**Stated problem:**
Set down the material below word for word, excluding the pictures.
Begin
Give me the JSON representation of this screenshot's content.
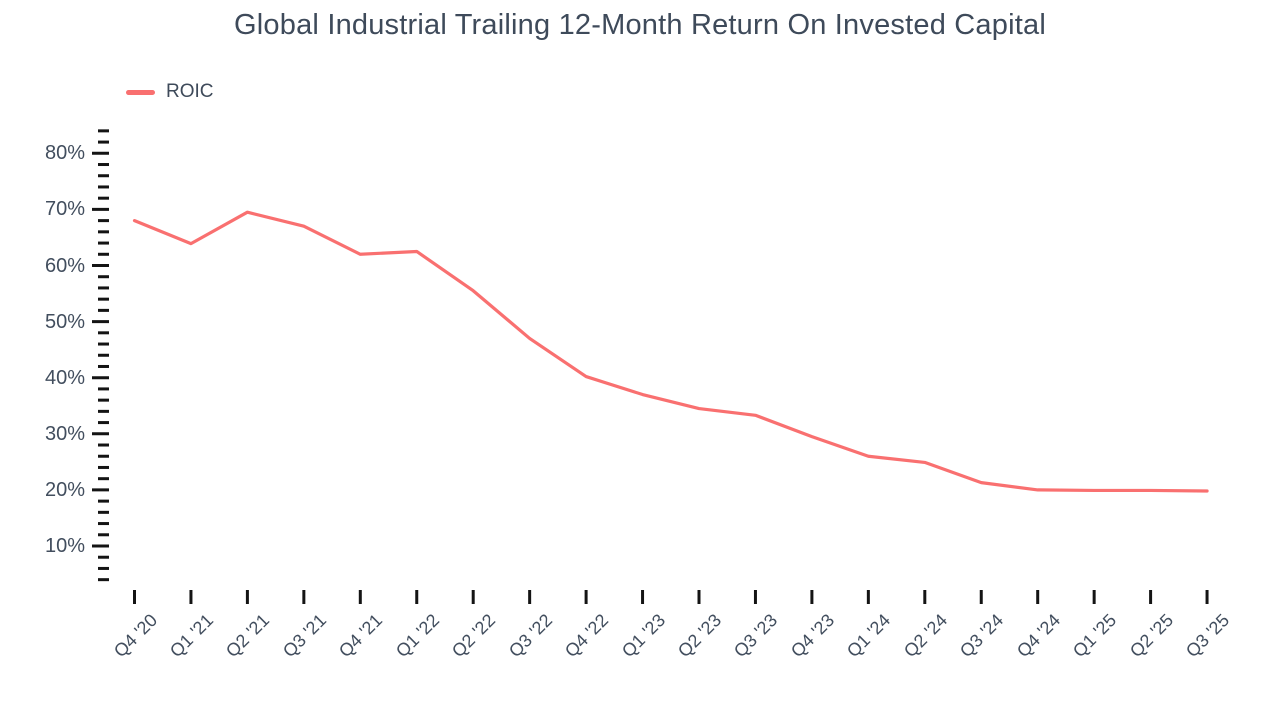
{
  "chart_data": {
    "type": "line",
    "title": "Global Industrial Trailing 12-Month Return On Invested Capital",
    "xlabel": "",
    "ylabel": "",
    "grid": false,
    "legend_position": "top-left",
    "legend": [
      {
        "label": "ROIC",
        "color": "#f97070"
      }
    ],
    "categories": [
      "Q4 '20",
      "Q1 '21",
      "Q2 '21",
      "Q3 '21",
      "Q4 '21",
      "Q1 '22",
      "Q2 '22",
      "Q3 '22",
      "Q4 '22",
      "Q1 '23",
      "Q2 '23",
      "Q3 '23",
      "Q4 '23",
      "Q1 '24",
      "Q2 '24",
      "Q3 '24",
      "Q4 '24",
      "Q1 '25",
      "Q2 '25",
      "Q3 '25"
    ],
    "series": [
      {
        "name": "ROIC",
        "color": "#f97070",
        "values": [
          68.0,
          63.9,
          69.5,
          67.0,
          62.0,
          62.5,
          55.5,
          47.0,
          40.2,
          37.0,
          34.5,
          33.3,
          29.5,
          26.0,
          24.9,
          21.3,
          20.0,
          19.9,
          19.9,
          19.8
        ]
      }
    ],
    "y_axis": {
      "unit": "%",
      "labels": [
        "10%",
        "20%",
        "30%",
        "40%",
        "50%",
        "60%",
        "70%",
        "80%"
      ],
      "label_values": [
        10,
        20,
        30,
        40,
        50,
        60,
        70,
        80
      ],
      "minor_tick_step": 2,
      "minor_tick_min": 4,
      "minor_tick_max": 84
    }
  },
  "colors": {
    "line": "#f97070",
    "title_text": "#3e4a5a",
    "axis_label_text": "#424e5e",
    "tick": "#141414",
    "background": "#ffffff"
  }
}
End
**Answer below:**
Give me the JSON representation of this screenshot's content.
{
  "chart_data": {
    "type": "line",
    "title": "Global Industrial Trailing 12-Month Return On Invested Capital",
    "xlabel": "",
    "ylabel": "",
    "grid": false,
    "legend_position": "top-left",
    "legend": [
      {
        "label": "ROIC",
        "color": "#f97070"
      }
    ],
    "categories": [
      "Q4 '20",
      "Q1 '21",
      "Q2 '21",
      "Q3 '21",
      "Q4 '21",
      "Q1 '22",
      "Q2 '22",
      "Q3 '22",
      "Q4 '22",
      "Q1 '23",
      "Q2 '23",
      "Q3 '23",
      "Q4 '23",
      "Q1 '24",
      "Q2 '24",
      "Q3 '24",
      "Q4 '24",
      "Q1 '25",
      "Q2 '25",
      "Q3 '25"
    ],
    "series": [
      {
        "name": "ROIC",
        "color": "#f97070",
        "values": [
          68.0,
          63.9,
          69.5,
          67.0,
          62.0,
          62.5,
          55.5,
          47.0,
          40.2,
          37.0,
          34.5,
          33.3,
          29.5,
          26.0,
          24.9,
          21.3,
          20.0,
          19.9,
          19.9,
          19.8
        ]
      }
    ],
    "y_axis": {
      "unit": "%",
      "labels": [
        "10%",
        "20%",
        "30%",
        "40%",
        "50%",
        "60%",
        "70%",
        "80%"
      ],
      "label_values": [
        10,
        20,
        30,
        40,
        50,
        60,
        70,
        80
      ],
      "minor_tick_step": 2,
      "minor_tick_min": 4,
      "minor_tick_max": 84
    }
  },
  "colors": {
    "line": "#f97070",
    "title_text": "#3e4a5a",
    "axis_label_text": "#424e5e",
    "tick": "#141414",
    "background": "#ffffff"
  }
}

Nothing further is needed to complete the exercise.